--- Start of Supplied data ---

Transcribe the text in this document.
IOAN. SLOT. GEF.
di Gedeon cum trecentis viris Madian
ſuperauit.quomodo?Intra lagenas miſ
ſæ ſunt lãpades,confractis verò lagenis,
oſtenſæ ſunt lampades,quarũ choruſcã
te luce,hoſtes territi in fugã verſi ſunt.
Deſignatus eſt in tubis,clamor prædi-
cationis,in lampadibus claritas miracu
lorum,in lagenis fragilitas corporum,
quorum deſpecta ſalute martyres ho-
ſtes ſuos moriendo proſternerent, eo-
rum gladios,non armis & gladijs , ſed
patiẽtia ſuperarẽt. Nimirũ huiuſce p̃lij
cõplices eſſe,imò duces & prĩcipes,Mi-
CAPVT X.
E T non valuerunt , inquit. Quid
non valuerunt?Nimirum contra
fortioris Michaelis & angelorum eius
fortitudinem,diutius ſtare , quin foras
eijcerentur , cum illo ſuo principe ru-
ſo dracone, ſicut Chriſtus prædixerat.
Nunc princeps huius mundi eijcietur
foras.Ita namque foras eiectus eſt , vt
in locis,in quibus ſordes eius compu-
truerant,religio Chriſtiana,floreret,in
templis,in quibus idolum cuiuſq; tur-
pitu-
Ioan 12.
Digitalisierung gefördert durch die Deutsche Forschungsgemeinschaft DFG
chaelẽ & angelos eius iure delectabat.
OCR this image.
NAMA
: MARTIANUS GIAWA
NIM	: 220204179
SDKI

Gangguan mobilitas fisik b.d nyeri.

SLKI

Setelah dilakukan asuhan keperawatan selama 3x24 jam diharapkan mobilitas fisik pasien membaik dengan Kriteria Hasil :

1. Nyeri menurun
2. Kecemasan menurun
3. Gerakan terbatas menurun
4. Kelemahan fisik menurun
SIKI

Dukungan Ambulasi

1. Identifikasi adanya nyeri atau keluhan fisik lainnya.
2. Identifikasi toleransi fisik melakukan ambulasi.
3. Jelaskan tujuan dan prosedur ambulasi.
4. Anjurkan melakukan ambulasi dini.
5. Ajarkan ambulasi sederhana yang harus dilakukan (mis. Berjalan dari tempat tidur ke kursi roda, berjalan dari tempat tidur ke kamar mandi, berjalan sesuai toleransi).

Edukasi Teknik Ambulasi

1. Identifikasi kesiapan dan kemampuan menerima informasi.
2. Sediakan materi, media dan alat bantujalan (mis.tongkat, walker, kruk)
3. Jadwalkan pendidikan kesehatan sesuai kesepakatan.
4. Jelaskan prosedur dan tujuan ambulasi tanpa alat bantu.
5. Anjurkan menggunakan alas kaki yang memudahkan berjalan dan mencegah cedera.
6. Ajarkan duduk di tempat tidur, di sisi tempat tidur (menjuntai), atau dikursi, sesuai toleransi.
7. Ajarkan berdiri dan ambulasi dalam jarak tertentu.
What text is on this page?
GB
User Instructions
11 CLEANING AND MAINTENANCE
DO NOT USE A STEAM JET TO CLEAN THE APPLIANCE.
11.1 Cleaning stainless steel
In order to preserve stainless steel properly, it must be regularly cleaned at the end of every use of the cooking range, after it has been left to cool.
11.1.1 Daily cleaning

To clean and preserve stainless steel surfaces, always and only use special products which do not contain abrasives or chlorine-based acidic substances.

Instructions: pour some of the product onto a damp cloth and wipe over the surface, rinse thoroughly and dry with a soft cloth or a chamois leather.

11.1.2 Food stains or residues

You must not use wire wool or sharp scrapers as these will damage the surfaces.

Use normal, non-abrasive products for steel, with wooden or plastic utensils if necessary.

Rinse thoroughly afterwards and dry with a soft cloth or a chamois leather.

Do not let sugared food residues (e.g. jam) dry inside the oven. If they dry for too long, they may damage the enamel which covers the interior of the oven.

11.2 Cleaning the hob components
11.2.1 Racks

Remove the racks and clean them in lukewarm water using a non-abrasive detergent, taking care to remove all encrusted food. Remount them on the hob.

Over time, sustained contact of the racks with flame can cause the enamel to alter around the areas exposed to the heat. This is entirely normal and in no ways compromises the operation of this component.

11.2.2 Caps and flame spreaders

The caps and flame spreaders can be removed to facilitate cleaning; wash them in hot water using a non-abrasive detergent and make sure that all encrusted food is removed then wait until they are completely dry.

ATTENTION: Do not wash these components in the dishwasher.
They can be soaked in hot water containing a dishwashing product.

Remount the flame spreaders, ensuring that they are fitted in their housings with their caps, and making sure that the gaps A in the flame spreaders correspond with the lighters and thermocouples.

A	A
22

--- End of Supplied data ---

#### What you should do:
Identify the lines in the entries above that contain "eius", then copy them out.

#### The reply:
fortioris Michaelis & angelorum eius
in locis,in quibus ſordes eius compu-
chaelẽ & angelos eius iure delectabat.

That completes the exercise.